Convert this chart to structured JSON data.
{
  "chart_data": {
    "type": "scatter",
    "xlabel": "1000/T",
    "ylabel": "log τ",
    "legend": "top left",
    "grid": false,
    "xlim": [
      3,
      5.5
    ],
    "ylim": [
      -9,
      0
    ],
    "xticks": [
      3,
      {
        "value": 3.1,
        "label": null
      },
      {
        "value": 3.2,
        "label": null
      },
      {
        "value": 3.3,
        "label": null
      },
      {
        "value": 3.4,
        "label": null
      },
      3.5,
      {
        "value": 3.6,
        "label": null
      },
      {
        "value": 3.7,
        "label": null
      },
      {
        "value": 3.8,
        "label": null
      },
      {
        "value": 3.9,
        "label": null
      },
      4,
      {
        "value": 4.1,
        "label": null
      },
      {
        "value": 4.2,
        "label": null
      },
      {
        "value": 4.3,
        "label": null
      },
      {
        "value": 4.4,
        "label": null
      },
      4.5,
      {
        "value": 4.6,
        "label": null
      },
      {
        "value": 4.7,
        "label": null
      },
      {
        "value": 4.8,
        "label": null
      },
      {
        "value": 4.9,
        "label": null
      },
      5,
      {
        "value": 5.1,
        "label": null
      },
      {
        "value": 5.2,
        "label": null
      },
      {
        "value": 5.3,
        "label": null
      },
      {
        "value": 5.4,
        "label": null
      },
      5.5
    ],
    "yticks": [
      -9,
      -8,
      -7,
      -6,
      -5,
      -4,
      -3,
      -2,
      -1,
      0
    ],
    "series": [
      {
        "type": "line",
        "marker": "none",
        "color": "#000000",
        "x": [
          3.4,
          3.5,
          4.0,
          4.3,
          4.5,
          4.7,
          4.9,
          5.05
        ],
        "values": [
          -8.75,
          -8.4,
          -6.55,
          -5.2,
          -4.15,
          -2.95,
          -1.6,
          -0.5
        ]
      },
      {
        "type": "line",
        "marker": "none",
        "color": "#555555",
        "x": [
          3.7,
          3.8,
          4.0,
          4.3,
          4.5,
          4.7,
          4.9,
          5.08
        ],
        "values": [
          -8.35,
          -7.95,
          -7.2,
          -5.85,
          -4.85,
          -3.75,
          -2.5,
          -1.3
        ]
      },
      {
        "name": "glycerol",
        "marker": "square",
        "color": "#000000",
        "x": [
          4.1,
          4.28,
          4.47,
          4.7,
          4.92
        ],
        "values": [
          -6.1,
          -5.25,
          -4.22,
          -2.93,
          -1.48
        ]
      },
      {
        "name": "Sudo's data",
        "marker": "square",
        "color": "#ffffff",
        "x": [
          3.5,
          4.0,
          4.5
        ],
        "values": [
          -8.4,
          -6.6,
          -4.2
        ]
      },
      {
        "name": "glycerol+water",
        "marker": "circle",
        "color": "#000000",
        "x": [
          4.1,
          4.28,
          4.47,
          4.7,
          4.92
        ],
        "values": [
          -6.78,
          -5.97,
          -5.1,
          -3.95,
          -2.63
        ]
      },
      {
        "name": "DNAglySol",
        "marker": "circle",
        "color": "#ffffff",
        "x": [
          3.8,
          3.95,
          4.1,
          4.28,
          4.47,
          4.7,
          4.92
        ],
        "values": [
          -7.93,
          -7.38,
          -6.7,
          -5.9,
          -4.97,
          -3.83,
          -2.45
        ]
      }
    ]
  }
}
§ §
Print the records above in full, exactly.

Convert this chart to structured JSON data.
{
  "chart_data": {
    "type": "scatter",
    "xlabel": "1000/T",
    "ylabel": "log τ",
    "legend": "top left",
    "grid": false,
    "xlim": [
      3,
      5.5
    ],
    "ylim": [
      -9,
      0
    ],
    "xticks": [
      3,
      {
        "value": 3.1,
        "label": null
      },
      {
        "value": 3.2,
        "label": null
      },
      {
        "value": 3.3,
        "label": null
      },
      {
        "value": 3.4,
        "label": null
      },
      3.5,
      {
        "value": 3.6,
        "label": null
      },
      {
        "value": 3.7,
        "label": null
      },
      {
        "value": 3.8,
        "label": null
      },
      {
        "value": 3.9,
        "label": null
      },
      4,
      {
        "value": 4.1,
        "label": null
      },
      {
        "value": 4.2,
        "label": null
      },
      {
        "value": 4.3,
        "label": null
      },
      {
        "value": 4.4,
        "label": null
      },
      4.5,
      {
        "value": 4.6,
        "label": null
      },
      {
        "value": 4.7,
        "label": null
      },
      {
        "value": 4.8,
        "label": null
      },
      {
        "value": 4.9,
        "label": null
      },
      5,
      {
        "value": 5.1,
        "label": null
      },
      {
        "value": 5.2,
        "label": null
      },
      {
        "value": 5.3,
        "label": null
      },
      {
        "value": 5.4,
        "label": null
      },
      5.5
    ],
    "yticks": [
      -9,
      -8,
      -7,
      -6,
      -5,
      -4,
      -3,
      -2,
      -1,
      0
    ],
    "series": [
      {
        "type": "line",
        "marker": "none",
        "color": "#000000",
        "x": [
          3.4,
          3.5,
          4.0,
          4.3,
          4.5,
          4.7,
          4.9,
          5.05
        ],
        "values": [
          -8.75,
          -8.4,
          -6.55,
          -5.2,
          -4.15,
          -2.95,
          -1.6,
          -0.5
        ]
      },
      {
        "type": "line",
        "marker": "none",
        "color": "#555555",
        "x": [
          3.7,
          3.8,
          4.0,
          4.3,
          4.5,
          4.7,
          4.9,
          5.08
        ],
        "values": [
          -8.35,
          -7.95,
          -7.2,
          -5.85,
          -4.85,
          -3.75,
          -2.5,
          -1.3
        ]
      },
      {
        "name": "glycerol",
        "marker": "square",
        "color": "#000000",
        "x": [
          4.1,
          4.28,
          4.47,
          4.7,
          4.92
        ],
        "values": [
          -6.1,
          -5.25,
          -4.22,
          -2.93,
          -1.48
        ]
      },
      {
        "name": "Sudo's data",
        "marker": "square",
        "color": "#ffffff",
        "x": [
          3.5,
          4.0,
          4.5
        ],
        "values": [
          -8.4,
          -6.6,
          -4.2
        ]
      },
      {
        "name": "glycerol+water",
        "marker": "circle",
        "color": "#000000",
        "x": [
          4.1,
          4.28,
          4.47,
          4.7,
          4.92
        ],
        "values": [
          -6.78,
          -5.97,
          -5.1,
          -3.95,
          -2.63
        ]
      },
      {
        "name": "DNAglySol",
        "marker": "circle",
        "color": "#ffffff",
        "x": [
          3.8,
          3.95,
          4.1,
          4.28,
          4.47,
          4.7,
          4.92
        ],
        "values": [
          -7.93,
          -7.38,
          -6.7,
          -5.9,
          -4.97,
          -3.83,
          -2.45
        ]
      }
    ]
  }
}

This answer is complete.